Vor fast genau drei Jahren dokumentierte WILD UND HUND erstmals die langjährige Streckenentwicklung der wichtigsten Wildarten Deutschlands und ließ sie von führenden Fachleuten kommentieren. Was ist seither geschehen? Wie werden sich die Wildbestände weiter entwickeln?
Die Rotwildstrecke ist – abgesehen von einem Anstieg Anfang der Neunziger Jahre – weiter fallend |
Von Ulrich Wotschikowsky, Dr. Michael Petrak, Prof. Dr. Christoph Stubbe, Dr. Kornelia Dobiás
Rotwild: Tendenz weiter fallend
Der bundesweite Abwärtstrend der Rotwildstrecken hält unvermindert an. In einer Zeitspanne von nur fünf Jahren (1993-1997) sind sie um fast 30 Prozent gefallen.

# [SCHRIFTLICHE AUFGABE 1]
Setze die Datensätze von ihrem Anfang bis einschließlich der Zeile mit „steps-list-col2 [367, 290, 637, 440]“ als Markdown-Tabelle mit den Spalten „Nr.“ und „Zeile“. Leere Zeilen lässt du weg.

# [GESPEICHERTE DATEN]
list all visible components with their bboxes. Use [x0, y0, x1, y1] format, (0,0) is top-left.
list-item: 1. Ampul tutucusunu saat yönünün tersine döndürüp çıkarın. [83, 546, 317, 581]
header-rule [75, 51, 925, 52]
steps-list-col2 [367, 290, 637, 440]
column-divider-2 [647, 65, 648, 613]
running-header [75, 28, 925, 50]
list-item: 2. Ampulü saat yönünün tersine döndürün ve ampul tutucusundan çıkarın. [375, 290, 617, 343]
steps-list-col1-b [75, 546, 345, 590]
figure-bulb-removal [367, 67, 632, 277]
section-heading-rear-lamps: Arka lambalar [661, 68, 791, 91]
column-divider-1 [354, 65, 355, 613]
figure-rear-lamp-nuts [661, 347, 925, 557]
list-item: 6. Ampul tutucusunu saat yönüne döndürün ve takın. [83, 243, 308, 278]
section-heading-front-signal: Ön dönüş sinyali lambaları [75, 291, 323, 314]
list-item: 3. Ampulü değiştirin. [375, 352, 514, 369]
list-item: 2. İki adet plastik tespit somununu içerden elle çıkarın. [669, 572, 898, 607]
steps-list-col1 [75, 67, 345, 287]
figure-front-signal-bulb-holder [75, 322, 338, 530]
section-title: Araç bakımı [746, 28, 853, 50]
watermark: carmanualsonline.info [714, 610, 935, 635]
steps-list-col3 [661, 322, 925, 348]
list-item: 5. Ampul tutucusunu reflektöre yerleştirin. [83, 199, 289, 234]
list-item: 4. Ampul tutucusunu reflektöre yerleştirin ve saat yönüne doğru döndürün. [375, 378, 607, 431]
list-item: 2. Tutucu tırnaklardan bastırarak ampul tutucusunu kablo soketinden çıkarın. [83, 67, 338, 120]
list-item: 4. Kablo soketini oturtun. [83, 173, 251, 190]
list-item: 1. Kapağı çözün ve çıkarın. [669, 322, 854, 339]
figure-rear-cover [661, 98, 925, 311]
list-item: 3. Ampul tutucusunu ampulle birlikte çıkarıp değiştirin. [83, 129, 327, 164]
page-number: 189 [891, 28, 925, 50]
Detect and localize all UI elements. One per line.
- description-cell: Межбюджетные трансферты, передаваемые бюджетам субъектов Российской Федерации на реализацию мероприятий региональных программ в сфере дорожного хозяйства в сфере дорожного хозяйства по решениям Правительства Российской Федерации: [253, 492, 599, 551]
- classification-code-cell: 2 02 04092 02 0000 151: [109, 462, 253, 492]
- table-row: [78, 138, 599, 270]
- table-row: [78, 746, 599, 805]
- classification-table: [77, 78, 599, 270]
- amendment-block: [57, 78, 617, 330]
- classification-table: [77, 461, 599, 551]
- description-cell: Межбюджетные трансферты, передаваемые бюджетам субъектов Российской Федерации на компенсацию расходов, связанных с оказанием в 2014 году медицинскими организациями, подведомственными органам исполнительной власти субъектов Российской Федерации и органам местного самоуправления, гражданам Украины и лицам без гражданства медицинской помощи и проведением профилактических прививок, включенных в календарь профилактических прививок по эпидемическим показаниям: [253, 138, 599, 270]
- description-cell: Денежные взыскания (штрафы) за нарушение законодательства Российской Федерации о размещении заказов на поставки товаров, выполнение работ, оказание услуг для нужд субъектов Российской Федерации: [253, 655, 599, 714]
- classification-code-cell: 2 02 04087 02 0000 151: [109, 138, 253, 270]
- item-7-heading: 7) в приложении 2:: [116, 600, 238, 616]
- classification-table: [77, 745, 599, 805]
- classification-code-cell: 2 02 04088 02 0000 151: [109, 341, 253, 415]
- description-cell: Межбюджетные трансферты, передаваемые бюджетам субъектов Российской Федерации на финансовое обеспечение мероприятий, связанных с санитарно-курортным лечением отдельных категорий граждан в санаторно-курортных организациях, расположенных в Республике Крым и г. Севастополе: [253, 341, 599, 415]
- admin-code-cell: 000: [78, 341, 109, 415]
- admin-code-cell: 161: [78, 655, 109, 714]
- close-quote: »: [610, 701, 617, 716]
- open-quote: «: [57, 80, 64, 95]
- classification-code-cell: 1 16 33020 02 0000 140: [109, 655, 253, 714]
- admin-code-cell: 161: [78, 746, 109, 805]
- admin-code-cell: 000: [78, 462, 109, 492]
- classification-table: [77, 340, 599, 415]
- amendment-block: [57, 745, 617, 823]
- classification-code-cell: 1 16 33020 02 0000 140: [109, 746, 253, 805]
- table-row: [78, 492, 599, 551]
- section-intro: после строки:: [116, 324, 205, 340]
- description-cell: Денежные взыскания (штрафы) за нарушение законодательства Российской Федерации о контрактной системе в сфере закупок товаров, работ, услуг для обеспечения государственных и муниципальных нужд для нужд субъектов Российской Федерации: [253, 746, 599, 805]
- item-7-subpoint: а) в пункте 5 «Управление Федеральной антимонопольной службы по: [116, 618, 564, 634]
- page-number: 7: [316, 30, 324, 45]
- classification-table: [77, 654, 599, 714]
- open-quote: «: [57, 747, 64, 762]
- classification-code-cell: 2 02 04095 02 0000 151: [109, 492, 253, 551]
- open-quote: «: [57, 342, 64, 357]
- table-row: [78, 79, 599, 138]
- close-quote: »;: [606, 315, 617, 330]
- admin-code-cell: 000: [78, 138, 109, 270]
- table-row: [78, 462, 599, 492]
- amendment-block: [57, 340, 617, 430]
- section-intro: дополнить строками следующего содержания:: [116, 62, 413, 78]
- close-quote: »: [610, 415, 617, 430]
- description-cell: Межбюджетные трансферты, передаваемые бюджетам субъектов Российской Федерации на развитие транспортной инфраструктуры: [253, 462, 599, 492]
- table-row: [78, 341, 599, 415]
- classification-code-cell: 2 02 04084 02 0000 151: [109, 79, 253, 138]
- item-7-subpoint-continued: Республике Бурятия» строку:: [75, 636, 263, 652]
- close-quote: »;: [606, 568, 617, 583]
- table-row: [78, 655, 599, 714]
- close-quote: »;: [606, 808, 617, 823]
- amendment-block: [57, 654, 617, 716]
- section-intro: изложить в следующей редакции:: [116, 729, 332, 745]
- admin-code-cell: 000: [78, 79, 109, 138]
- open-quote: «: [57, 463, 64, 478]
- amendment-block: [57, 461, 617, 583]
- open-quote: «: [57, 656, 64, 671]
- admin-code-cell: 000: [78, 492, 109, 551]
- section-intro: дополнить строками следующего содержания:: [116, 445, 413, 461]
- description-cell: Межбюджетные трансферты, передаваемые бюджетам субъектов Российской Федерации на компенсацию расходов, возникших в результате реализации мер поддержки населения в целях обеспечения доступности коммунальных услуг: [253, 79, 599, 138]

# [SCHRIFTLICHE AUFGABE 2]
Schreibe den Abschnitt des Textauszugs über die Wildstrecken neu, der mit den Worten „Die Rotwildstrecke ist“ beginnt und mit „30 Prozent gefallen.“ endet. Ersetze dabei „Abwärtstrend“ durch „Rückgang“.

# [AUFGABENLÖSUNG 1]
| Nr. | Zeile |
|---|---|
| 1 | list all visible components with their bboxes. Use [x0, y0, x1, y1] format, (0,0) is top-left. |
| 2 | list-item: 1. Ampul tutucusunu saat yönünün tersine döndürüp çıkarın. [83, 546, 317, 581] |
| 3 | header-rule [75, 51, 925, 52] |
| 4 | steps-list-col2 [367, 290, 637, 440] |

# [AUFGABENLÖSUNG 2]
Die Rotwildstrecke ist – abgesehen von einem Anstieg Anfang der Neunziger Jahre – weiter fallend |
Von Ulrich Wotschikowsky, Dr. Michael Petrak, Prof. Dr. Christoph Stubbe, Dr. Kornelia Dobiás
Rotwild: Tendenz weiter fallend
Der bundesweite Rückgang der Rotwildstrecken hält unvermindert an. In einer Zeitspanne von nur fünf Jahren (1993-1997) sind sie um fast 30 Prozent gefallen.